* The problem *
Find each line containing the string "Wannsee" and return it.

----- Entries -----

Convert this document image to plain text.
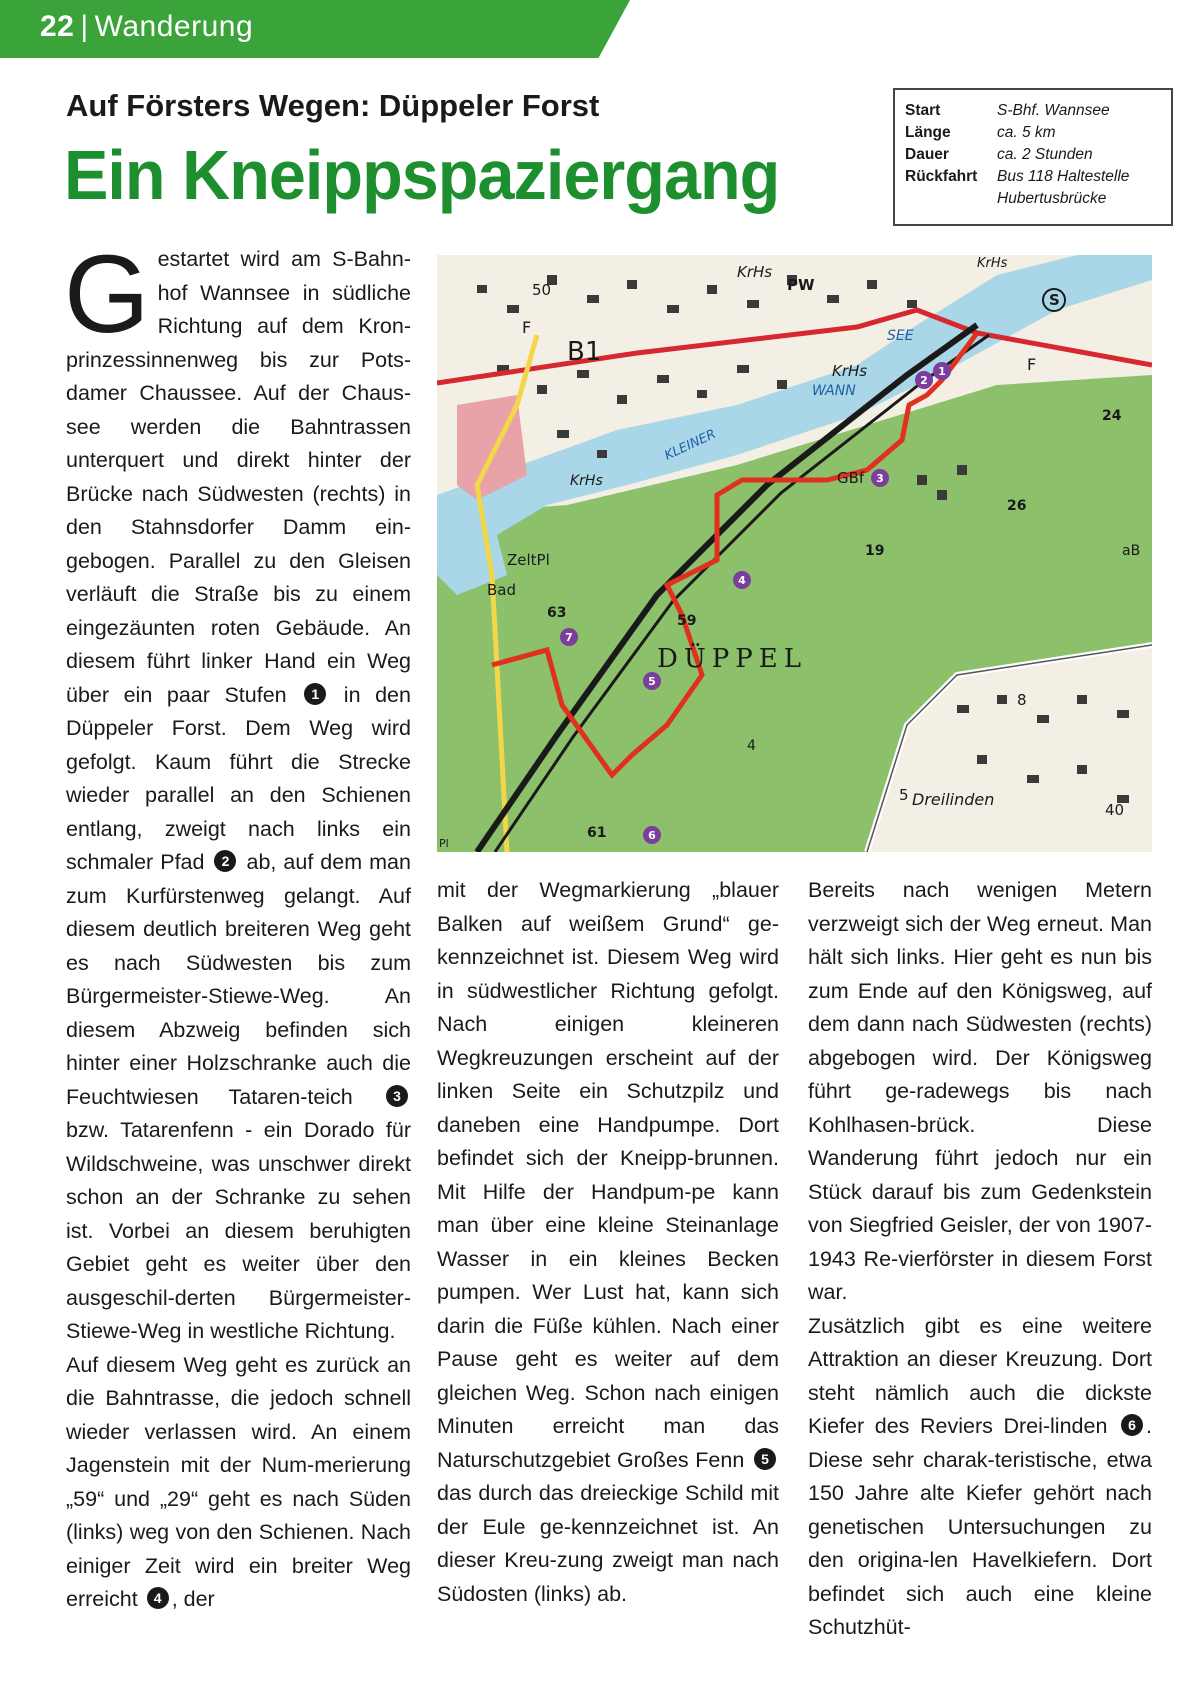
22 | Wanderung
Auf Försters Wegen: Düppeler Forst
Ein Kneippspaziergang
Start	S-Bhf. Wannsee
Länge	ca. 5 km
Dauer	ca. 2 Stunden
Rückfahrt	Bus 118 Haltestelle Hubertusbrücke
1
2
3
4
5
6
7
KrHs
PW
KrHs
KrHs
KrHs
B1
F
F
50
SEE
WANN
KLEINER
GBf
24
26
19	aB
ZeltPl
Bad
59
63
DÜPPEL
61
8
5 Dreilinden
40
4
S
Pl

Gestartet wird am S-Bahn-hof Wannsee in südliche Richtung auf dem Kron-prinzessinnenweg bis zur Pots-damer Chaussee. Auf der Chaus-see werden die Bahntrassen unterquert und direkt hinter der Brücke nach Südwesten (rechts) in den Stahnsdorfer Damm ein-gebogen. Parallel zu den Gleisen verläuft die Straße bis zu einem eingezäunten roten Gebäude. An diesem führt linker Hand ein Weg über ein paar Stufen 1 in den Düppeler Forst. Dem Weg wird gefolgt. Kaum führt die Strecke wieder parallel an den Schienen entlang, zweigt nach links ein schmaler Pfad 2 ab, auf dem man zum Kurfürstenweg gelangt. Auf diesem deutlich breiteren Weg geht es nach Südwesten bis zum Bürgermeister-Stiewe-Weg. An diesem Abzweig befinden sich hinter einer Holzschranke auch die Feuchtwiesen Tataren-teich	3 bzw. Tatarenfenn - ein Dorado für Wildschweine, was unschwer direkt schon an der Schranke zu sehen ist. Vorbei an diesem beruhigten Gebiet geht es weiter über den ausgeschil-derten Bürgermeister-Stiewe-Weg in westliche Richtung.

Auf diesem Weg geht es zurück an die Bahntrasse, die jedoch schnell wieder verlassen wird. An einem Jagenstein mit der Num-merierung „59“ und „29“ geht es nach Süden (links) weg von den Schienen. Nach einiger Zeit wird ein breiter Weg erreicht 4 , der

mit der Wegmarkierung „blauer Balken auf weißem Grund“ ge-kennzeichnet ist. Diesem Weg wird in südwestlicher Richtung gefolgt. Nach einigen kleineren Wegkreuzungen erscheint auf der linken Seite ein Schutzpilz und daneben eine Handpumpe. Dort befindet sich der Kneipp-brunnen. Mit Hilfe der Handpum-pe kann man über eine kleine Steinanlage Wasser in ein kleines Becken pumpen. Wer Lust hat, kann sich darin die Füße kühlen. Nach einer Pause geht es weiter auf dem gleichen Weg. Schon nach einigen Minuten erreicht man das Naturschutzgebiet Großes Fenn 5 das durch das dreieckige Schild mit der Eule ge-kennzeichnet ist. An dieser Kreu-zung zweigt man nach Südosten (links) ab.

Bereits nach wenigen Metern verzweigt sich der Weg erneut. Man hält sich links. Hier geht es nun bis zum Ende auf den Königsweg, auf dem dann nach Südwesten (rechts) abgebogen wird. Der Königsweg führt ge-radewegs bis nach Kohlhasen-brück. Diese Wanderung führt jedoch nur ein Stück darauf bis zum Gedenkstein von Siegfried Geisler, der von 1907-1943 Re-vierförster in diesem Forst war.

Zusätzlich gibt es eine weitere Attraktion an dieser Kreuzung. Dort steht nämlich auch die dickste Kiefer des Reviers Drei-linden 6 . Diese sehr charak-teristische, etwa 150 Jahre alte Kiefer gehört nach genetischen Untersuchungen zu den origina-len Havelkiefern. Dort befindet sich auch eine kleine Schutzhüt-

-----

* Exercise solution *
Start	S-Bhf. Wannsee
Gestartet wird am S-Bahn-hof Wannsee in südliche Richtung auf dem Kron-prinzessinnenweg bis zur Pots-damer Chaussee. Auf der Chaus-see werden die Bahntrassen unterquert und direkt hinter der Brücke nach Südwesten (rechts) in den Stahnsdorfer Damm ein-gebogen. Parallel zu den Gleisen verläuft die Straße bis zu einem eingezäunten roten Gebäude. An diesem führt linker Hand ein Weg über ein paar Stufen 1 in den Düppeler Forst. Dem Weg wird gefolgt. Kaum führt die Strecke wieder parallel an den Schienen entlang, zweigt nach links ein schmaler Pfad 2 ab, auf dem man zum Kurfürstenweg gelangt. Auf diesem deutlich breiteren Weg geht es nach Südwesten bis zum Bürgermeister-Stiewe-Weg. An diesem Abzweig befinden sich hinter einer Holzschranke auch die Feuchtwiesen Tataren-teich	3 bzw. Tatarenfenn - ein Dorado für Wildschweine, was unschwer direkt schon an der Schranke zu sehen ist. Vorbei an diesem beruhigten Gebiet geht es weiter über den ausgeschil-derten Bürgermeister-Stiewe-Weg in westliche Richtung.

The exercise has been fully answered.